------ GIVEN RECORDS ------

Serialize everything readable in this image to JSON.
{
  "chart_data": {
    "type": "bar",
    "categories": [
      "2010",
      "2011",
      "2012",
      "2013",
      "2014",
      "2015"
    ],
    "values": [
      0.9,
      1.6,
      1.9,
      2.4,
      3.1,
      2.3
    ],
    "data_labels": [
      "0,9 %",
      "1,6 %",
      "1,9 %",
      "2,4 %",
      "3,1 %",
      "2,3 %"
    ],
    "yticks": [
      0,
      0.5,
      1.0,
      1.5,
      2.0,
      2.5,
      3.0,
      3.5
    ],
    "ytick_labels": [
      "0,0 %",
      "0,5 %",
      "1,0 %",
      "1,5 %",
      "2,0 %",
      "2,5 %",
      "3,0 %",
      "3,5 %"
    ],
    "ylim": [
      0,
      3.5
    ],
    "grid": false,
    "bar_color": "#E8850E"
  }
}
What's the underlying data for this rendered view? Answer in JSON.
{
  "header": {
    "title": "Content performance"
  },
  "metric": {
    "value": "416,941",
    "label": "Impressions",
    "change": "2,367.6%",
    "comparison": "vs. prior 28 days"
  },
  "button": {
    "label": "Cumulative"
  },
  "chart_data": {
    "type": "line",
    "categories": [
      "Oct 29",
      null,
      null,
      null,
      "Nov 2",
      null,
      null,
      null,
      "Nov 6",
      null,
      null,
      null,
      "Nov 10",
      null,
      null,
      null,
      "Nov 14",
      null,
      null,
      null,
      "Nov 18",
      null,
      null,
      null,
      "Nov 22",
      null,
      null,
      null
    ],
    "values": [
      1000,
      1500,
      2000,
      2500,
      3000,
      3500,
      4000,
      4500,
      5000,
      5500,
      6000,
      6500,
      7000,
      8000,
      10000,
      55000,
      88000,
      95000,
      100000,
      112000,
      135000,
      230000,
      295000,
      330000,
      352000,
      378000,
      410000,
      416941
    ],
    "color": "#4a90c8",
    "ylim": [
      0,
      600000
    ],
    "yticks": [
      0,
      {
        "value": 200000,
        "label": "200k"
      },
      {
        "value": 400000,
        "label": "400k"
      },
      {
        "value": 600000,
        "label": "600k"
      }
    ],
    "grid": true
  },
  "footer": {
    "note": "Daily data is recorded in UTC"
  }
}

------

GOAL OF THE EXERCISE:
Exactly as written, please output every entry.

TASK OUTPUT:
Serialize everything readable in this image to JSON.
{
  "chart_data": {
    "type": "bar",
    "categories": [
      "2010",
      "2011",
      "2012",
      "2013",
      "2014",
      "2015"
    ],
    "values": [
      0.9,
      1.6,
      1.9,
      2.4,
      3.1,
      2.3
    ],
    "data_labels": [
      "0,9 %",
      "1,6 %",
      "1,9 %",
      "2,4 %",
      "3,1 %",
      "2,3 %"
    ],
    "yticks": [
      0,
      0.5,
      1.0,
      1.5,
      2.0,
      2.5,
      3.0,
      3.5
    ],
    "ytick_labels": [
      "0,0 %",
      "0,5 %",
      "1,0 %",
      "1,5 %",
      "2,0 %",
      "2,5 %",
      "3,0 %",
      "3,5 %"
    ],
    "ylim": [
      0,
      3.5
    ],
    "grid": false,
    "bar_color": "#E8850E"
  }
}
What's the underlying data for this rendered view? Answer in JSON.
{
  "header": {
    "title": "Content performance"
  },
  "metric": {
    "value": "416,941",
    "label": "Impressions",
    "change": "2,367.6%",
    "comparison": "vs. prior 28 days"
  },
  "button": {
    "label": "Cumulative"
  },
  "chart_data": {
    "type": "line",
    "categories": [
      "Oct 29",
      null,
      null,
      null,
      "Nov 2",
      null,
      null,
      null,
      "Nov 6",
      null,
      null,
      null,
      "Nov 10",
      null,
      null,
      null,
      "Nov 14",
      null,
      null,
      null,
      "Nov 18",
      null,
      null,
      null,
      "Nov 22",
      null,
      null,
      null
    ],
    "values": [
      1000,
      1500,
      2000,
      2500,
      3000,
      3500,
      4000,
      4500,
      5000,
      5500,
      6000,
      6500,
      7000,
      8000,
      10000,
      55000,
      88000,
      95000,
      100000,
      112000,
      135000,
      230000,
      295000,
      330000,
      352000,
      378000,
      410000,
      416941
    ],
    "color": "#4a90c8",
    "ylim": [
      0,
      600000
    ],
    "yticks": [
      0,
      {
        "value": 200000,
        "label": "200k"
      },
      {
        "value": 400000,
        "label": "400k"
      },
      {
        "value": 600000,
        "label": "600k"
      }
    ],
    "grid": true
  },
  "footer": {
    "note": "Daily data is recorded in UTC"
  }
}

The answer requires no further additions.